Layout annotation data:
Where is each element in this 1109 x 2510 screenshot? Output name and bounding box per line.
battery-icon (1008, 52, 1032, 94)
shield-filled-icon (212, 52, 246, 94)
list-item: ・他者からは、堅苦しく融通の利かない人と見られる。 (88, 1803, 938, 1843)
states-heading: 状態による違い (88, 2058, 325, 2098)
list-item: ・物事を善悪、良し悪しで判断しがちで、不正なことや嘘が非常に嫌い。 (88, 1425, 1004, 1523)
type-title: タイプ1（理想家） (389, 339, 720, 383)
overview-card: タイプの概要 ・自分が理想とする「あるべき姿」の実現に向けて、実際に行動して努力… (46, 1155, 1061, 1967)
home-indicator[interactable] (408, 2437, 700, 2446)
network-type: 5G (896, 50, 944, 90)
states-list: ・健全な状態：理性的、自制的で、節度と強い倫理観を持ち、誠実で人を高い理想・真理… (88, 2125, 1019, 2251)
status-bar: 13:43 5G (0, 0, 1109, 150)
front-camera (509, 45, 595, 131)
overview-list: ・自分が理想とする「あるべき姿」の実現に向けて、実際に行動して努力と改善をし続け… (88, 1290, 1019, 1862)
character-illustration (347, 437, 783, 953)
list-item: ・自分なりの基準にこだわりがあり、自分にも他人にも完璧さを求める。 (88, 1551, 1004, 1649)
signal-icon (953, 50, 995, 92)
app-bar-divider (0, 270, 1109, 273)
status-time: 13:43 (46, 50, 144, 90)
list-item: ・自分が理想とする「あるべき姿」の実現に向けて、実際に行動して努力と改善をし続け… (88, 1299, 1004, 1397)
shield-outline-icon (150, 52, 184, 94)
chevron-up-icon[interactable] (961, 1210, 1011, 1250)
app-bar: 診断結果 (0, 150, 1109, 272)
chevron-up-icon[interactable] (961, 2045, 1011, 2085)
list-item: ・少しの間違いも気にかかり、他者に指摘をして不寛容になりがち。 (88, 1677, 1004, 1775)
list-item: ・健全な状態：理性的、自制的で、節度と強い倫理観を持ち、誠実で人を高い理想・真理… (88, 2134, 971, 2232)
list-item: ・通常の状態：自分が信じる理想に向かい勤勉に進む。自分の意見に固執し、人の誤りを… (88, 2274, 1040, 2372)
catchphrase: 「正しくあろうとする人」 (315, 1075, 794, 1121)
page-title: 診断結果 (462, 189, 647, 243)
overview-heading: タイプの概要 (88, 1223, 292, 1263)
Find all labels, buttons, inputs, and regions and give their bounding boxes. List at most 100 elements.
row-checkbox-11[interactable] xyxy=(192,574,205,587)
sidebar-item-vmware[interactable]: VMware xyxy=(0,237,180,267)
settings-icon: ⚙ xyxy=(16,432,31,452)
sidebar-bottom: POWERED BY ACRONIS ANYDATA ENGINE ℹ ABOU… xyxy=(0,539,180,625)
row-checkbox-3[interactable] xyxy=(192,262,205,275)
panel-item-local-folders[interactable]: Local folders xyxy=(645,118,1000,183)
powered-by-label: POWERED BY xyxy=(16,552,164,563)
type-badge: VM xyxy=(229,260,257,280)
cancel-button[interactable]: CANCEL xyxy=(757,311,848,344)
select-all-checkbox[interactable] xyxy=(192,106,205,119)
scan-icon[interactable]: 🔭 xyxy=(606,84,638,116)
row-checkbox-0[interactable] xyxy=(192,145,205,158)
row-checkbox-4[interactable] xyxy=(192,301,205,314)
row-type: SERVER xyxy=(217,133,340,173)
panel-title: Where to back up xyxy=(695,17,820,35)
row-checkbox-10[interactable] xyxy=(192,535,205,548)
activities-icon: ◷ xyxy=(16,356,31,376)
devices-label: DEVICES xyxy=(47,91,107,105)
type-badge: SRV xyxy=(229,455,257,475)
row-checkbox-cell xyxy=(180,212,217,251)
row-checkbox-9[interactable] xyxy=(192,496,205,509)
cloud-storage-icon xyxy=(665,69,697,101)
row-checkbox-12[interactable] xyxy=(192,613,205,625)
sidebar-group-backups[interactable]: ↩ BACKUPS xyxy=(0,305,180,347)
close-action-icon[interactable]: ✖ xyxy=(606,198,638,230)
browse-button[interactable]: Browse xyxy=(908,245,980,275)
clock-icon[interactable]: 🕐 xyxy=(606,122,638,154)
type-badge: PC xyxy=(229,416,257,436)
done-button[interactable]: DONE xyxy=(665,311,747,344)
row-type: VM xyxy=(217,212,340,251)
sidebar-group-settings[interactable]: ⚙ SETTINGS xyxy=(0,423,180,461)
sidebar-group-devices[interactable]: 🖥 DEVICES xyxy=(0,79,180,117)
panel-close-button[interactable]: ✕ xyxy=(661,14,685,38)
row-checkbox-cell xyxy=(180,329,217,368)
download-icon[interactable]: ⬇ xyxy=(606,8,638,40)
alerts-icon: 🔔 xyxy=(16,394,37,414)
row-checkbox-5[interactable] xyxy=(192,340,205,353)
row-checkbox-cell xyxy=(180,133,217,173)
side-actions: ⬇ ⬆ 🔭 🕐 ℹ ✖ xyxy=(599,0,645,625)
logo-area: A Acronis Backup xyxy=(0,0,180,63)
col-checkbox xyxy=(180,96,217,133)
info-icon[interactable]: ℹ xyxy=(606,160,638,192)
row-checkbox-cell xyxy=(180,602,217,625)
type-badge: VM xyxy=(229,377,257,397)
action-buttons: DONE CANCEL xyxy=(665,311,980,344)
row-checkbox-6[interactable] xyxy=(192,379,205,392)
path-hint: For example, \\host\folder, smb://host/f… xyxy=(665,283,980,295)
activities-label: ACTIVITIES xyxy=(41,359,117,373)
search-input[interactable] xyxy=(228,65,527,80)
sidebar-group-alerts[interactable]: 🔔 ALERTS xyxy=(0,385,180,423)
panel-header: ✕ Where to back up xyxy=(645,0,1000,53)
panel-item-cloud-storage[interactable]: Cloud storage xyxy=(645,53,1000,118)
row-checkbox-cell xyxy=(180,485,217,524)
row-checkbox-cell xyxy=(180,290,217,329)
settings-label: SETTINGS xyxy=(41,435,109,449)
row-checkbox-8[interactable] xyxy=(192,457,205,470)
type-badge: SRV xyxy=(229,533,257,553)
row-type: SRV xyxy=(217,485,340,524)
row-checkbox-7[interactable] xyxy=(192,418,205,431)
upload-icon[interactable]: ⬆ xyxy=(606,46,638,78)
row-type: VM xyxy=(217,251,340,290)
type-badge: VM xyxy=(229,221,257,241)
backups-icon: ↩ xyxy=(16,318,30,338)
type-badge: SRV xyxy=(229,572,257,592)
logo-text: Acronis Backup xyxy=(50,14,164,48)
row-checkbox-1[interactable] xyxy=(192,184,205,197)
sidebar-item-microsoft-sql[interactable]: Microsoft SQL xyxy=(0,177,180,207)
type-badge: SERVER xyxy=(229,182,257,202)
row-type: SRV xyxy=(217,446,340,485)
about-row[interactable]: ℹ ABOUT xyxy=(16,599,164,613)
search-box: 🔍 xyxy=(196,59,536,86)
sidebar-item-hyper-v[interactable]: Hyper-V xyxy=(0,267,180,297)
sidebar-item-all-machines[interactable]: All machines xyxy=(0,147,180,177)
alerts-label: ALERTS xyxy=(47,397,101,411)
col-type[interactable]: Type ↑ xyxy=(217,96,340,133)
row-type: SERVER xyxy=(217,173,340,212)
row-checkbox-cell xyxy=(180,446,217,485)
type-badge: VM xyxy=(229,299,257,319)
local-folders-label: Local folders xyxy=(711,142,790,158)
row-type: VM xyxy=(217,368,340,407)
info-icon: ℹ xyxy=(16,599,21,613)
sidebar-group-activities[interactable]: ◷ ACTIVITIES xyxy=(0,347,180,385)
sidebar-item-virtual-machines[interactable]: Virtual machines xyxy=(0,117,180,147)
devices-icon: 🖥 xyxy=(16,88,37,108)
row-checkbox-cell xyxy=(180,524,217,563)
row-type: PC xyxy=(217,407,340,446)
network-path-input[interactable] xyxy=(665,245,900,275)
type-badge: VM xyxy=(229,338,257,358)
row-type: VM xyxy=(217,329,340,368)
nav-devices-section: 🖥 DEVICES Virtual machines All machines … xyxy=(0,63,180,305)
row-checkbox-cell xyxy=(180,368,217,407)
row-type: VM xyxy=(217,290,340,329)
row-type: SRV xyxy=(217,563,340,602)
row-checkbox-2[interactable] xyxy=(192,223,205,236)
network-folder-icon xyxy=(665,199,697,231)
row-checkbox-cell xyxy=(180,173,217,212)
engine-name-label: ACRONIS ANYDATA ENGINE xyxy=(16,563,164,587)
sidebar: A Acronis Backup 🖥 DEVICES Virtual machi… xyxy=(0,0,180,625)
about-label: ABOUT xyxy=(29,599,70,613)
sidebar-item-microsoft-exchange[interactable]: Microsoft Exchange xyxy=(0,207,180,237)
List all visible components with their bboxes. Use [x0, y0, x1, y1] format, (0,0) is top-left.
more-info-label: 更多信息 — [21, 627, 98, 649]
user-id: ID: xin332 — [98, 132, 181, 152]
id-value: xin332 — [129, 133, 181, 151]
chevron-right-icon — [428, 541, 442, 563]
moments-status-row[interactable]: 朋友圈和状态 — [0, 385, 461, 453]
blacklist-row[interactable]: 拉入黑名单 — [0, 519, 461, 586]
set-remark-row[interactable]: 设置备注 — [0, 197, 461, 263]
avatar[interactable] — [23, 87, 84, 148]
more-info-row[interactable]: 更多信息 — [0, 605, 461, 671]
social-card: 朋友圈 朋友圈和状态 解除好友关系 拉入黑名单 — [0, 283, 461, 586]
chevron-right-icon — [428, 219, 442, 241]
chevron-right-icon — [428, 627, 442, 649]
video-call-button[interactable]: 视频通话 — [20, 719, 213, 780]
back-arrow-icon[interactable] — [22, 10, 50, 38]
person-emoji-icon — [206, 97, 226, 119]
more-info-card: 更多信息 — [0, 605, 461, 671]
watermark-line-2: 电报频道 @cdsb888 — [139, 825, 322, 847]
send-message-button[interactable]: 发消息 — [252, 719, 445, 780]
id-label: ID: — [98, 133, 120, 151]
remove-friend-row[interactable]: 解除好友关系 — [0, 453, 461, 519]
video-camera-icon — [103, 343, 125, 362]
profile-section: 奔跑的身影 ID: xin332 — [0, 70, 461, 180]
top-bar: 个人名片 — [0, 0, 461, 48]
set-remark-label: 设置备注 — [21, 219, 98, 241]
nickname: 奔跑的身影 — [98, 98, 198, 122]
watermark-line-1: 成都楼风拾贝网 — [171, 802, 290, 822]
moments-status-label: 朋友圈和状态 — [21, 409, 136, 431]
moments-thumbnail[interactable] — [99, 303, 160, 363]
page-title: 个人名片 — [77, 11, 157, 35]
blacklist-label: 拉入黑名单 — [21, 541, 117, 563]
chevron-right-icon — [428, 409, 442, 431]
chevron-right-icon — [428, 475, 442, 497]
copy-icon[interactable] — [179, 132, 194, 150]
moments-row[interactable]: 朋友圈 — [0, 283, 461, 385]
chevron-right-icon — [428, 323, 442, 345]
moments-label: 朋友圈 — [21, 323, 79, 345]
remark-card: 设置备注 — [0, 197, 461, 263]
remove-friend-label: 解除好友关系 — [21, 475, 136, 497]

EXERCISE: Write out the rows again without any changes, beginning at the first row and ending with the line that contains "Find all labels, buttons, inputs, and", and include that line.

RESULT BELOW:
Where is each element in this 1109 x 2510 screenshot? Output name and bounding box per line.
battery-icon (1008, 52, 1032, 94)
shield-filled-icon (212, 52, 246, 94)
list-item: ・他者からは、堅苦しく融通の利かない人と見られる。 (88, 1803, 938, 1843)
states-heading: 状態による違い (88, 2058, 325, 2098)
list-item: ・物事を善悪、良し悪しで判断しがちで、不正なことや嘘が非常に嫌い。 (88, 1425, 1004, 1523)
type-title: タイプ1（理想家） (389, 339, 720, 383)
overview-card: タイプの概要 ・自分が理想とする「あるべき姿」の実現に向けて、実際に行動して努力… (46, 1155, 1061, 1967)
home-indicator[interactable] (408, 2437, 700, 2446)
network-type: 5G (896, 50, 944, 90)
states-list: ・健全な状態：理性的、自制的で、節度と強い倫理観を持ち、誠実で人を高い理想・真理… (88, 2125, 1019, 2251)
status-bar: 13:43 5G (0, 0, 1109, 150)
front-camera (509, 45, 595, 131)
overview-list: ・自分が理想とする「あるべき姿」の実現に向けて、実際に行動して努力と改善をし続け… (88, 1290, 1019, 1862)
character-illustration (347, 437, 783, 953)
list-item: ・自分なりの基準にこだわりがあり、自分にも他人にも完璧さを求める。 (88, 1551, 1004, 1649)
signal-icon (953, 50, 995, 92)
app-bar-divider (0, 270, 1109, 273)
status-time: 13:43 (46, 50, 144, 90)
list-item: ・自分が理想とする「あるべき姿」の実現に向けて、実際に行動して努力と改善をし続け… (88, 1299, 1004, 1397)
shield-outline-icon (150, 52, 184, 94)
chevron-up-icon[interactable] (961, 1210, 1011, 1250)
app-bar: 診断結果 (0, 150, 1109, 272)
chevron-up-icon[interactable] (961, 2045, 1011, 2085)
list-item: ・少しの間違いも気にかかり、他者に指摘をして不寛容になりがち。 (88, 1677, 1004, 1775)
list-item: ・健全な状態：理性的、自制的で、節度と強い倫理観を持ち、誠実で人を高い理想・真理… (88, 2134, 971, 2232)
list-item: ・通常の状態：自分が信じる理想に向かい勤勉に進む。自分の意見に固執し、人の誤りを… (88, 2274, 1040, 2372)
catchphrase: 「正しくあろうとする人」 (315, 1075, 794, 1121)
page-title: 診断結果 (462, 189, 647, 243)
overview-heading: タイプの概要 (88, 1223, 292, 1263)
Find all labels, buttons, inputs, and regions and give their bounding boxes. List at most 100 elements.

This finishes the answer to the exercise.